**Exercise objective:**
Examine each line of the data. Copy those that contain the string "color".
══ Source material
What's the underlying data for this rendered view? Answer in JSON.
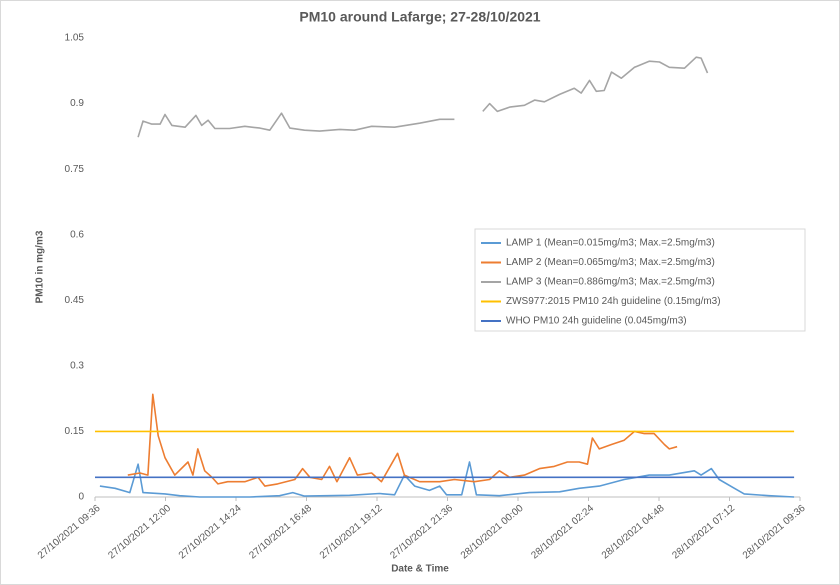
{
  "chart_data": {
    "type": "line",
    "title": "PM10 around Lafarge; 27-28/10/2021",
    "x_label": "Date & Time",
    "y_label": "PM10 in mg/m3",
    "xlim": [
      "27/10/2021 09:36",
      "28/10/2021 09:36"
    ],
    "xticks": [
      "27/10/2021 09:36",
      "27/10/2021 12:00",
      "27/10/2021 14:24",
      "27/10/2021 16:48",
      "27/10/2021 19:12",
      "27/10/2021 21:36",
      "28/10/2021 00:00",
      "28/10/2021 02:24",
      "28/10/2021 04:48",
      "28/10/2021 07:12",
      "28/10/2021 09:36"
    ],
    "ylim": [
      0,
      1.05
    ],
    "yticks": [
      0,
      0.15,
      0.3,
      0.45,
      0.6,
      0.75,
      0.9,
      1.05
    ],
    "grid": false,
    "legend": "right",
    "series": [
      {
        "name": "LAMP 1 (Mean=0.015mg/m3; Max.=2.5mg/m3)",
        "color": "#5b9bd5",
        "x": [
          "27/10/2021 09:46",
          "27/10/2021 10:17",
          "27/10/2021 10:47",
          "27/10/2021 11:04",
          "27/10/2021 11:14",
          "27/10/2021 11:59",
          "27/10/2021 12:29",
          "27/10/2021 13:10",
          "27/10/2021 14:52",
          "27/10/2021 15:53",
          "27/10/2021 16:20",
          "27/10/2021 16:44",
          "27/10/2021 18:16",
          "27/10/2021 19:17",
          "27/10/2021 19:48",
          "27/10/2021 20:08",
          "27/10/2021 20:29",
          "27/10/2021 20:59",
          "27/10/2021 21:20",
          "27/10/2021 21:34",
          "27/10/2021 22:05",
          "27/10/2021 22:21",
          "27/10/2021 22:35",
          "27/10/2021 23:22",
          "28/10/2021 00:23",
          "28/10/2021 01:25",
          "28/10/2021 02:05",
          "28/10/2021 02:46",
          "28/10/2021 03:37",
          "28/10/2021 04:28",
          "28/10/2021 05:09",
          "28/10/2021 06:00",
          "28/10/2021 06:14",
          "28/10/2021 06:35",
          "28/10/2021 06:51",
          "28/10/2021 07:22",
          "28/10/2021 07:42",
          "28/10/2021 08:33",
          "28/10/2021 09:24"
        ],
        "values": [
          0.025,
          0.02,
          0.01,
          0.075,
          0.01,
          0.007,
          0.003,
          0,
          0,
          0.003,
          0.01,
          0.002,
          0.004,
          0.008,
          0.005,
          0.05,
          0.025,
          0.015,
          0.025,
          0.005,
          0.005,
          0.08,
          0.005,
          0.003,
          0.01,
          0.012,
          0.02,
          0.025,
          0.04,
          0.05,
          0.05,
          0.06,
          0.05,
          0.065,
          0.04,
          0.02,
          0.007,
          0.003,
          0
        ]
      },
      {
        "name": "LAMP 2 (Mean=0.065mg/m3; Max.=2.5mg/m3)",
        "color": "#ed7d31",
        "x": [
          "27/10/2021 10:43",
          "27/10/2021 11:08",
          "27/10/2021 11:24",
          "27/10/2021 11:34",
          "27/10/2021 11:45",
          "27/10/2021 11:59",
          "27/10/2021 12:19",
          "27/10/2021 12:46",
          "27/10/2021 12:56",
          "27/10/2021 13:06",
          "27/10/2021 13:20",
          "27/10/2021 13:35",
          "27/10/2021 13:47",
          "27/10/2021 14:07",
          "27/10/2021 14:42",
          "27/10/2021 15:09",
          "27/10/2021 15:23",
          "27/10/2021 15:49",
          "27/10/2021 16:24",
          "27/10/2021 16:40",
          "27/10/2021 16:55",
          "27/10/2021 17:19",
          "27/10/2021 17:35",
          "27/10/2021 17:50",
          "27/10/2021 18:16",
          "27/10/2021 18:32",
          "27/10/2021 19:01",
          "27/10/2021 19:21",
          "27/10/2021 19:54",
          "27/10/2021 20:08",
          "27/10/2021 20:39",
          "27/10/2021 21:20",
          "27/10/2021 21:50",
          "27/10/2021 22:31",
          "27/10/2021 23:02",
          "27/10/2021 23:22",
          "27/10/2021 23:43",
          "28/10/2021 00:13",
          "28/10/2021 00:44",
          "28/10/2021 01:14",
          "28/10/2021 01:41",
          "28/10/2021 02:05",
          "28/10/2021 02:22",
          "28/10/2021 02:32",
          "28/10/2021 02:46",
          "28/10/2021 03:11",
          "28/10/2021 03:37",
          "28/10/2021 03:58",
          "28/10/2021 04:18",
          "28/10/2021 04:38",
          "28/10/2021 04:59",
          "28/10/2021 05:09",
          "28/10/2021 05:25"
        ],
        "values": [
          0.05,
          0.055,
          0.05,
          0.235,
          0.14,
          0.09,
          0.05,
          0.08,
          0.05,
          0.11,
          0.06,
          0.045,
          0.03,
          0.035,
          0.035,
          0.045,
          0.025,
          0.03,
          0.04,
          0.065,
          0.045,
          0.04,
          0.07,
          0.035,
          0.09,
          0.05,
          0.055,
          0.035,
          0.1,
          0.05,
          0.035,
          0.035,
          0.04,
          0.035,
          0.04,
          0.06,
          0.045,
          0.05,
          0.065,
          0.07,
          0.08,
          0.08,
          0.075,
          0.135,
          0.11,
          0.12,
          0.13,
          0.15,
          0.145,
          0.145,
          0.12,
          0.11,
          0.115
        ]
      },
      {
        "name": "LAMP 3 (Mean=0.886mg/m3; Max.=2.5mg/m3)",
        "color": "#a5a5a5",
        "x": [
          "27/10/2021 11:04",
          "27/10/2021 11:14",
          "27/10/2021 11:32",
          "27/10/2021 11:49",
          "27/10/2021 11:59",
          "27/10/2021 12:13",
          "27/10/2021 12:40",
          "27/10/2021 13:02",
          "27/10/2021 13:14",
          "27/10/2021 13:27",
          "27/10/2021 13:41",
          "27/10/2021 14:11",
          "27/10/2021 14:42",
          "27/10/2021 15:13",
          "27/10/2021 15:33",
          "27/10/2021 15:57",
          "27/10/2021 16:14",
          "27/10/2021 16:44",
          "27/10/2021 17:15",
          "27/10/2021 17:56",
          "27/10/2021 18:26",
          "27/10/2021 19:01",
          "27/10/2021 19:48",
          "27/10/2021 20:39",
          "27/10/2021 21:20",
          "27/10/2021 21:50",
          "27/10/2021 22:20",
          "27/10/2021 22:48",
          "27/10/2021 23:02",
          "27/10/2021 23:18",
          "27/10/2021 23:43",
          "28/10/2021 00:13",
          "28/10/2021 00:34",
          "28/10/2021 00:54",
          "28/10/2021 01:25",
          "28/10/2021 01:55",
          "28/10/2021 02:09",
          "28/10/2021 02:26",
          "28/10/2021 02:40",
          "28/10/2021 02:56",
          "28/10/2021 03:11",
          "28/10/2021 03:31",
          "28/10/2021 03:58",
          "28/10/2021 04:28",
          "28/10/2021 04:49",
          "28/10/2021 05:09",
          "28/10/2021 05:40",
          "28/10/2021 06:04",
          "28/10/2021 06:14",
          "28/10/2021 06:27"
        ],
        "values": [
          0.823,
          0.86,
          0.853,
          0.853,
          0.875,
          0.85,
          0.846,
          0.873,
          0.85,
          0.862,
          0.843,
          0.843,
          0.848,
          0.844,
          0.839,
          0.878,
          0.844,
          0.839,
          0.837,
          0.841,
          0.839,
          0.848,
          0.846,
          0.855,
          0.864,
          0.864,
          null,
          0.882,
          0.9,
          0.882,
          0.892,
          0.896,
          0.908,
          0.904,
          0.921,
          0.935,
          0.924,
          0.953,
          0.928,
          0.93,
          0.972,
          0.958,
          0.983,
          0.997,
          0.995,
          0.983,
          0.981,
          1.006,
          1.004,
          0.97
        ]
      },
      {
        "name": "ZWS977:2015 PM10 24h guideline (0.15mg/m3)",
        "color": "#ffc000",
        "x": [
          "27/10/2021 09:36",
          "28/10/2021 09:24"
        ],
        "values": [
          0.15,
          0.15
        ]
      },
      {
        "name": "WHO PM10 24h guideline (0.045mg/m3)",
        "color": "#4472c4",
        "x": [
          "27/10/2021 09:36",
          "28/10/2021 09:24"
        ],
        "values": [
          0.045,
          0.045
        ]
      }
    ]
  }
}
════
**Answer in full:**
        "color": "#5b9bd5",
        "color": "#ed7d31",
        "color": "#a5a5a5",
        "color": "#ffc000",
        "color": "#4472c4",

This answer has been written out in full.